___ Excerpt provided
Since the CO was not turning up in the inquiry office when the first witness Sh. Tej Ram, LDC turned up, his statement was recorded and the copy of proceedings of that day along with ex-parte notice to the CO was sent to him through RAD. When the C.O came to know that the Deptt. Has proceeded against him ex-parte and the departmental inquiry against him is under process, he started sending representations to the Commissioner/MD, Dy. Cm/S.P Zone and Addl. Cm..I/C Appellate Authority alleging therein that the Inquiry Officer is biased and is violating the procedure of natural justice and fair play. He has also alleged in his representation that the Inquiry Officer is not giving him a reasonable opportunity as per the provisions of Art.311 of the Constitution of India.
Unlike the Court of Law, the personal attendance of the CO is mandatory in departmental inquiries. As per Rule 7 of Rule 14 of CCS(CCA) Rules, 1965, as applicable to the employees of MCD, "A Govt. servant shall appear in person before the Inquiring Authority on such day and at such time within 10 working days from the date of receipt by him of the article of charges and the statement of imputation of misconduct or misbehaviour, as the Inquiring Authority may, by a notice in writing, specify in this behalf, or even such further time, not exceeding 10 days, as the Inquiring Authority may allow."6 OA 3502/2017
The natural justice has its limits. The law requires that an accused employee must be afforded a reasonable opportunity to be heard. But, once it is done, he cannot be allowed to stultify the inquiry by non-cooperation, without sufficient cause. No doubt, in quasi-judicial proceedings, hearing one party in absence of other, usually violates the principle of natural justice but a party may loose his right by improper conduct. It is found that initially the CO took the plea of ill health and did not appear before the Inquiry Officer. Thereafter, he started to object simultaneous launching of Criminal and Departmental Proceedings and desired to have copies of the listed documents either through register post or through some special messenger, which is not permissible in the departmental proceedings. The record of inquiry proceedings shows that for the convenience of the CO various adjournments were given to the CO but he did not turn up.
It is pointed out here that various High Courts and even Supreme Court of India have held the ex-parte proceedings as justified under the circumstances as prevailing in the instant case. Therefore, when the CO failed to turn up before the Inquiry Officer on various dates in spite of numerous adjournments, the case was proceeded ex-parte against the CO. The CC has also alleged that the Inquiry Officer has a biased attitude and working with prejudiced mind. However, when the CO has not turned up before the Inquiry Officer even once, how the allegation of biased attitude or having prejudiced mind, can be levelled. Such type of allegations can be entertained by the Disciplinary Authority only when the CO attends the inquiry proceedings but in the instant case the CO has not turned up before the Inquiry Officer even once, as such ex-parte proceedings against the CO are fully justified in this case. However, required under rules, the copy of order sheets along with summons have been sent to the CO at various stages through RAD after institution of ex-parte proceedings."
______
___ Entries supplied
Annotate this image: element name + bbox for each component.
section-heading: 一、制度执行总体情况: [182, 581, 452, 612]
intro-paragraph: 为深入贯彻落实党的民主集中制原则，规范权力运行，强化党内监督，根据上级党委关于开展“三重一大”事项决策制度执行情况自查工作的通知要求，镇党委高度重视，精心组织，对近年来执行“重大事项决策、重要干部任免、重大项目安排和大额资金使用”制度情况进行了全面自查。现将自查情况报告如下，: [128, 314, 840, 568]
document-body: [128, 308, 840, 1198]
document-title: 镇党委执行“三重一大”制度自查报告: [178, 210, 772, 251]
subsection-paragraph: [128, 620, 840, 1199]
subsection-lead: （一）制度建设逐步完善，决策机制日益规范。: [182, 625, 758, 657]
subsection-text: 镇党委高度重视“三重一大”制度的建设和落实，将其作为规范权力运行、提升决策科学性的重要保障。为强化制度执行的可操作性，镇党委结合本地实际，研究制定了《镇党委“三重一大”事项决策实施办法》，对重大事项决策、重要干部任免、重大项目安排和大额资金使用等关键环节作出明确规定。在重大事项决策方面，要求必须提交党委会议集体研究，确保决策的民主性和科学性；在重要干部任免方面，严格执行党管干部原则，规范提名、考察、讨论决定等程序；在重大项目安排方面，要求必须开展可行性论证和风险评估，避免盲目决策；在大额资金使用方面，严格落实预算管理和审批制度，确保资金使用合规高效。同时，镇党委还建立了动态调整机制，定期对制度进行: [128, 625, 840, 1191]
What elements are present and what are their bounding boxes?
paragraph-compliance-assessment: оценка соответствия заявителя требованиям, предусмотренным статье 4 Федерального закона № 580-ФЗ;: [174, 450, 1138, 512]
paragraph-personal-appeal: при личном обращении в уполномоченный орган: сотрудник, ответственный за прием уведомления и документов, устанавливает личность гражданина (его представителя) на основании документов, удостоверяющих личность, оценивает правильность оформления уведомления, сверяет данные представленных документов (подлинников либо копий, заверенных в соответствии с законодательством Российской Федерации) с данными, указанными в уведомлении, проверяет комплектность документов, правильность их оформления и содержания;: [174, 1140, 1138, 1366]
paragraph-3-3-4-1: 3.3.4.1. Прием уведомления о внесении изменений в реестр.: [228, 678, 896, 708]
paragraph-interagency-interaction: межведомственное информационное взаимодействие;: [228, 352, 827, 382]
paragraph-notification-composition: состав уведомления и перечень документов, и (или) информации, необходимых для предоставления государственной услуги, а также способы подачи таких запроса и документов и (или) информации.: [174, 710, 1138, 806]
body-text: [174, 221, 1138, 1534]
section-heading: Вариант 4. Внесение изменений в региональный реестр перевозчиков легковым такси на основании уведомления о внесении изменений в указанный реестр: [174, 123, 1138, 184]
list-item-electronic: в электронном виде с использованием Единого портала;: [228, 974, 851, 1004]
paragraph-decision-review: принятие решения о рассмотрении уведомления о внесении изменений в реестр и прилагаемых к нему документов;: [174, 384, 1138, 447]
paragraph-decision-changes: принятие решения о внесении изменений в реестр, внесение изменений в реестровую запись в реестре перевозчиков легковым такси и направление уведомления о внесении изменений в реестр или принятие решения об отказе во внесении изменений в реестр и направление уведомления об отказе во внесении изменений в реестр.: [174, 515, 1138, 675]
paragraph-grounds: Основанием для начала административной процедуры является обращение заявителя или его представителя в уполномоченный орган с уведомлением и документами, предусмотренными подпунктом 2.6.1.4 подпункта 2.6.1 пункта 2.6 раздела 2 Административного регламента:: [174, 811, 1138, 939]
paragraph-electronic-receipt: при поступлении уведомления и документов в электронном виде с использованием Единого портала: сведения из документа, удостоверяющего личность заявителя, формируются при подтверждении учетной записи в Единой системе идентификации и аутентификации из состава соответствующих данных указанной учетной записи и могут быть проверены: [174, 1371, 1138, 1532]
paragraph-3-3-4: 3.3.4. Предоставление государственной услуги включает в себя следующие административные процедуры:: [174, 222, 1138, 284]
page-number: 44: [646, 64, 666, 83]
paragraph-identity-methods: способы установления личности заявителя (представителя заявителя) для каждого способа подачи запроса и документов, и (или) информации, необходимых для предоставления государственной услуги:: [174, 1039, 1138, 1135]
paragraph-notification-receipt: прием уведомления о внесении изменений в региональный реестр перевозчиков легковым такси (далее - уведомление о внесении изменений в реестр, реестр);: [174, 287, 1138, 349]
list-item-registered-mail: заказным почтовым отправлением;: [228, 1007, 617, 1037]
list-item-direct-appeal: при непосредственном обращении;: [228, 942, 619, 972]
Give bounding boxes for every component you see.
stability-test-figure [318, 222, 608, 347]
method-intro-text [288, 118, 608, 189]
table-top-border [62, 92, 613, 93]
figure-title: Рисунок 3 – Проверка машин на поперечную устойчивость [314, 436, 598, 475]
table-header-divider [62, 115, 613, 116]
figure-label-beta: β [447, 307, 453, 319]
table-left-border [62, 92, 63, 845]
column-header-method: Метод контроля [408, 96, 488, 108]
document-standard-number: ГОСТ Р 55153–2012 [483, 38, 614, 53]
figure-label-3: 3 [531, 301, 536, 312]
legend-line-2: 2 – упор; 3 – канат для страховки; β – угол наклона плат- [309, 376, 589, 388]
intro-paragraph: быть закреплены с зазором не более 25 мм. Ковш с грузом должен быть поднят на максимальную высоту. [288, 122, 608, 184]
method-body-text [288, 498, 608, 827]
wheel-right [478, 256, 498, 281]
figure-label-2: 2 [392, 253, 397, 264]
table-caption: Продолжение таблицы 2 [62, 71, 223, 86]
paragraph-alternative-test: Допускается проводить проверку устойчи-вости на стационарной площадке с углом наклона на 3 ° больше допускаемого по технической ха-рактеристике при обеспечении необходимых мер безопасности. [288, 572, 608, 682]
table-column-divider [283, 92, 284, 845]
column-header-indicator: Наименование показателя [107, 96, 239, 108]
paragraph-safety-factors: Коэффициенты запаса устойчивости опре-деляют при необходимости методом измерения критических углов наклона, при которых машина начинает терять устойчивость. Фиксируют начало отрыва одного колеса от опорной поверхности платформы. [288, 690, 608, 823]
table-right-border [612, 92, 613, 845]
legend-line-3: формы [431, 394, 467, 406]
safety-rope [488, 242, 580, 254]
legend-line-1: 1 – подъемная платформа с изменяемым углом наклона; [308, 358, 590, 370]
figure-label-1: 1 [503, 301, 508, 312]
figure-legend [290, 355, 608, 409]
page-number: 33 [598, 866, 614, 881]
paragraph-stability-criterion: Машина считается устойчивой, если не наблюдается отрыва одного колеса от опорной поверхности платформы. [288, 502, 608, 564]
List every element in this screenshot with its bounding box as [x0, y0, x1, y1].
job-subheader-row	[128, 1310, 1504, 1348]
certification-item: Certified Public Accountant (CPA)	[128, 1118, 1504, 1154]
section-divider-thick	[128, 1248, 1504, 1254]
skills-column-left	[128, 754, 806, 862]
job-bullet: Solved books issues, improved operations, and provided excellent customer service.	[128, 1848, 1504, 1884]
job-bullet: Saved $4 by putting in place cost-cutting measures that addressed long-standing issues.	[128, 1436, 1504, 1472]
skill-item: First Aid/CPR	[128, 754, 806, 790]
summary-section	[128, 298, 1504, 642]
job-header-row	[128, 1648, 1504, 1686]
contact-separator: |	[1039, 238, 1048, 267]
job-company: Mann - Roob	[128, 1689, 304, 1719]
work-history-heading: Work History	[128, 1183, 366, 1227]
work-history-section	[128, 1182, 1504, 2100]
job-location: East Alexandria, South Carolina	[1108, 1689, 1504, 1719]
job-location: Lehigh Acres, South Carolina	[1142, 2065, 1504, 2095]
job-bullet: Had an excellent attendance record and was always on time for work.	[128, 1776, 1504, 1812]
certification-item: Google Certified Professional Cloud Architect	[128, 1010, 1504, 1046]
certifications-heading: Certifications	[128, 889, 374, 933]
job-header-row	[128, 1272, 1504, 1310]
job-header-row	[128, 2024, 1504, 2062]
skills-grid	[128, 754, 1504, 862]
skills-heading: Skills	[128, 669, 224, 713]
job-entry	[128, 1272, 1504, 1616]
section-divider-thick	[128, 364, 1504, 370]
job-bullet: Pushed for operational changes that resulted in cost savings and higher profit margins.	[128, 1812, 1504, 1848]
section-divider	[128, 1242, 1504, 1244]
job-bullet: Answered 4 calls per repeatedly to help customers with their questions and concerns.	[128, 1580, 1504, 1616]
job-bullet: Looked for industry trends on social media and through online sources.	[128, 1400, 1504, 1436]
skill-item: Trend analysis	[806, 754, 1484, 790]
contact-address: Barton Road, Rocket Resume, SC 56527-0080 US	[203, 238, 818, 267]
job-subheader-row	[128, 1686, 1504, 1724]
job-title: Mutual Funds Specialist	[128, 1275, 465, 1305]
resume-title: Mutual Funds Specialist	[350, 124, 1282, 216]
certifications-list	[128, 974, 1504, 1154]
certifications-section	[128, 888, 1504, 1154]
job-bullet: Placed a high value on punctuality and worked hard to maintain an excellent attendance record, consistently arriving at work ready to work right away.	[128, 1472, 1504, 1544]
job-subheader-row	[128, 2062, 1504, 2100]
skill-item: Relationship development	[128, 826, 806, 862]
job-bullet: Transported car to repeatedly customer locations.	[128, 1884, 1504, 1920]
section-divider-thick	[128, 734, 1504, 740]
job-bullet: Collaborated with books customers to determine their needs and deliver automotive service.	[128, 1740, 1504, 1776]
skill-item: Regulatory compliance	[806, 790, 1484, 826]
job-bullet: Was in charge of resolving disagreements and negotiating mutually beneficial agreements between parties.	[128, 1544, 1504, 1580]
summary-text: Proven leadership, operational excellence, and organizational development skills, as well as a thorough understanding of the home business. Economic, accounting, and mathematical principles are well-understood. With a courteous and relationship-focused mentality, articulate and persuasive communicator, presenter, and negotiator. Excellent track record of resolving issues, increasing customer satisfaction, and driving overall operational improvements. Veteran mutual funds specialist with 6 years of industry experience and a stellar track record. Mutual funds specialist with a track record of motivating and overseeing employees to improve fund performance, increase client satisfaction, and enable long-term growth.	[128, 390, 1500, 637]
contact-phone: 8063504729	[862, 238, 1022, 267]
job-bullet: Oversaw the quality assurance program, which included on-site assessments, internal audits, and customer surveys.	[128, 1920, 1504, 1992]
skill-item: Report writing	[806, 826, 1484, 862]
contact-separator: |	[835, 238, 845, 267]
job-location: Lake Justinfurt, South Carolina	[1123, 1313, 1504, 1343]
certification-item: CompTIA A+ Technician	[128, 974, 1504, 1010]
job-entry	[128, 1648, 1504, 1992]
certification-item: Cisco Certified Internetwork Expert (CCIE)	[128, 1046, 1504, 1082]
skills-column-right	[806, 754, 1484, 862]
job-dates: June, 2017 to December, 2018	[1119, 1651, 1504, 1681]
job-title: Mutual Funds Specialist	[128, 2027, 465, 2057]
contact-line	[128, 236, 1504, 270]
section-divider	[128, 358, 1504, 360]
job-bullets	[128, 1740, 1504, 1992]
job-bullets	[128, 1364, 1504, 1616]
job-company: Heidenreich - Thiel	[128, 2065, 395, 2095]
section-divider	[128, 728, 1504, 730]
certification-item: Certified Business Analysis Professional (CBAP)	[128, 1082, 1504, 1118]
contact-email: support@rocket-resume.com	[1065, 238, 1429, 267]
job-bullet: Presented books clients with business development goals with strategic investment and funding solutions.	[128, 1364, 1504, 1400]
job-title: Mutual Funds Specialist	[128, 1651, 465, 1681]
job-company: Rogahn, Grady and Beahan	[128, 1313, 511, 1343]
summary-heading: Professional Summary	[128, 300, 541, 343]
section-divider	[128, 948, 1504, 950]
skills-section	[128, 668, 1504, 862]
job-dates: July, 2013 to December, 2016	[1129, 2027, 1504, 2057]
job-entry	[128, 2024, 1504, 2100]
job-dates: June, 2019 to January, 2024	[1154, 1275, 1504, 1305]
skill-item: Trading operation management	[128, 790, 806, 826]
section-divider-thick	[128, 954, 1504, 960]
______
Job »
In the excerpt on the departmental inquiry, rewrite the passage between "Since the CO" and "Constitution of India.", inclusive, swapping "Inquiry Officer" for "Enquiry Officer". The rows were taken from a separate source, not from the text.

Reply »
Since the CO was not turning up in the inquiry office when the first witness Sh. Tej Ram, LDC turned up, his statement was recorded and the copy of proceedings of that day along with ex-parte notice to the CO was sent to him through RAD. When the C.O came to know that the Deptt. Has proceeded against him ex-parte and the departmental inquiry against him is under process, he started sending representations to the Commissioner/MD, Dy. Cm/S.P Zone and Addl. Cm..I/C Appellate Authority alleging therein that the Enquiry Officer is biased and is violating the procedure of natural justice and fair play. He has also alleged in his representation that the Enquiry Officer is not giving him a reasonable opportunity as per the provisions of Art.311 of the Constitution of India.